▶ Information supplied
════════

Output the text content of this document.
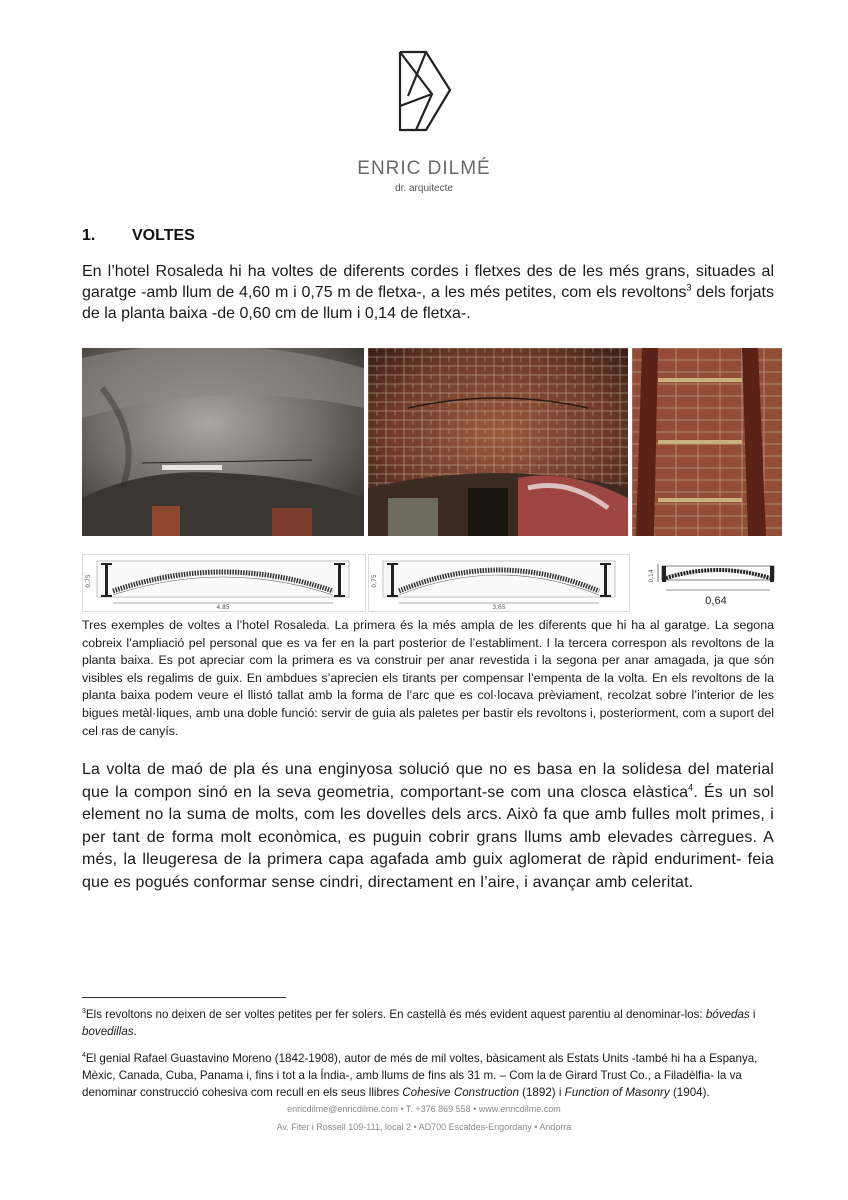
ENRIC DILMÉ
dr. arquitecte
1. VOLTES
En l’hotel Rosaleda hi ha voltes de diferents cordes i fletxes des de les més grans, situades al garatge -amb llum de 4,60 m i 0,75 m de fletxa-, a les més petites, com els revoltons$^3$ dels forjats de la planta baixa -de 0,60 cm de llum i 0,14 de fletxa-.
4,85
0,75
3,65
0,75	0,14
0,64
Tres exemples de voltes a l’hotel Rosaleda. La primera és la més ampla de les diferents que hi ha al garatge. La segona cobreix l’ampliació pel personal que es va fer en la part posterior de l’establiment. I la tercera correspon als revoltons de la planta baixa. Es pot apreciar com la primera es va construir per anar revestida i la segona per anar amagada, ja que són visibles els regalims de guix. En ambdues s’aprecien els tirants per compensar l’empenta de la volta. En els revoltons de la planta baixa podem veure el llistó tallat amb la forma de l’arc que es col·locava prèviament, recolzat sobre l’interior de les bigues metàl·liques, amb una doble funció: servir de guia als paletes per bastir els revoltons i, posteriorment, com a suport del cel ras de canyís.
La volta de maó de pla és una enginyosa solució que no es basa en la solidesa del material que la compon sinó en la seva geometria, comportant-se com una closca elàstica$^4$. És un sol element no la suma de molts, com les dovelles dels arcs. Això fa que amb fulles molt primes, i per tant de forma molt econòmica, es puguin cobrir grans llums amb elevades càrregues. A més, la lleugeresa de la primera capa agafada amb guix aglomerat de ràpid enduriment- feia que es pogués conformar sense cindri, directament en l’aire, i avançar amb celeritat.
$^3$Els revoltons no deixen de ser voltes petites per fer solers. En castellà és més evident aquest parentiu al denominar-los: bóvedas i bovedillas.
$^4$El genial Rafael Guastavino Moreno (1842-1908), autor de més de mil voltes, bàsicament als Estats Units -també hi ha a Espanya, Mèxic, Canada, Cuba, Panama i, fins i tot a la Índia-, amb llums de fins als 31 m. – Com la de Girard Trust Co., a Filadèlfia- la va denominar construcció cohesiva com recull en els seus llibres Cohesive Construction (1892) i Function of Masonry (1904).
enricdilme@enricdilme.com • T. +376 869 558 • www.enricdilme.com
Av. Fiter i Rossell 109-111, local 2 • AD700 Escaldes-Engordany • Andorra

════════

▶ What you should do
Omit every picture, then reproduce the rest of the listing exactly.

▶ In response
Output the text content of this document.
ENRIC DILMÉ
dr. arquitecte
1. VOLTES
En l’hotel Rosaleda hi ha voltes de diferents cordes i fletxes des de les més grans, situades al garatge -amb llum de 4,60 m i 0,75 m de fletxa-, a les més petites, com els revoltons$^3$ dels forjats de la planta baixa -de 0,60 cm de llum i 0,14 de fletxa-.
4,85
0,75
3,65
0,75	0,14
0,64
Tres exemples de voltes a l’hotel Rosaleda. La primera és la més ampla de les diferents que hi ha al garatge. La segona cobreix l’ampliació pel personal que es va fer en la part posterior de l’establiment. I la tercera correspon als revoltons de la planta baixa. Es pot apreciar com la primera es va construir per anar revestida i la segona per anar amagada, ja que són visibles els regalims de guix. En ambdues s’aprecien els tirants per compensar l’empenta de la volta. En els revoltons de la planta baixa podem veure el llistó tallat amb la forma de l’arc que es col·locava prèviament, recolzat sobre l’interior de les bigues metàl·liques, amb una doble funció: servir de guia als paletes per bastir els revoltons i, posteriorment, com a suport del cel ras de canyís.
La volta de maó de pla és una enginyosa solució que no es basa en la solidesa del material que la compon sinó en la seva geometria, comportant-se com una closca elàstica$^4$. És un sol element no la suma de molts, com les dovelles dels arcs. Això fa que amb fulles molt primes, i per tant de forma molt econòmica, es puguin cobrir grans llums amb elevades càrregues. A més, la lleugeresa de la primera capa agafada amb guix aglomerat de ràpid enduriment- feia que es pogués conformar sense cindri, directament en l’aire, i avançar amb celeritat.
$^3$Els revoltons no deixen de ser voltes petites per fer solers. En castellà és més evident aquest parentiu al denominar-los: bóvedas i bovedillas.
$^4$El genial Rafael Guastavino Moreno (1842-1908), autor de més de mil voltes, bàsicament als Estats Units -també hi ha a Espanya, Mèxic, Canada, Cuba, Panama i, fins i tot a la Índia-, amb llums de fins als 31 m. – Com la de Girard Trust Co., a Filadèlfia- la va denominar construcció cohesiva com recull en els seus llibres Cohesive Construction (1892) i Function of Masonry (1904).
enricdilme@enricdilme.com • T. +376 869 558 • www.enricdilme.com
Av. Fiter i Rossell 109-111, local 2 • AD700 Escaldes-Engordany • Andorra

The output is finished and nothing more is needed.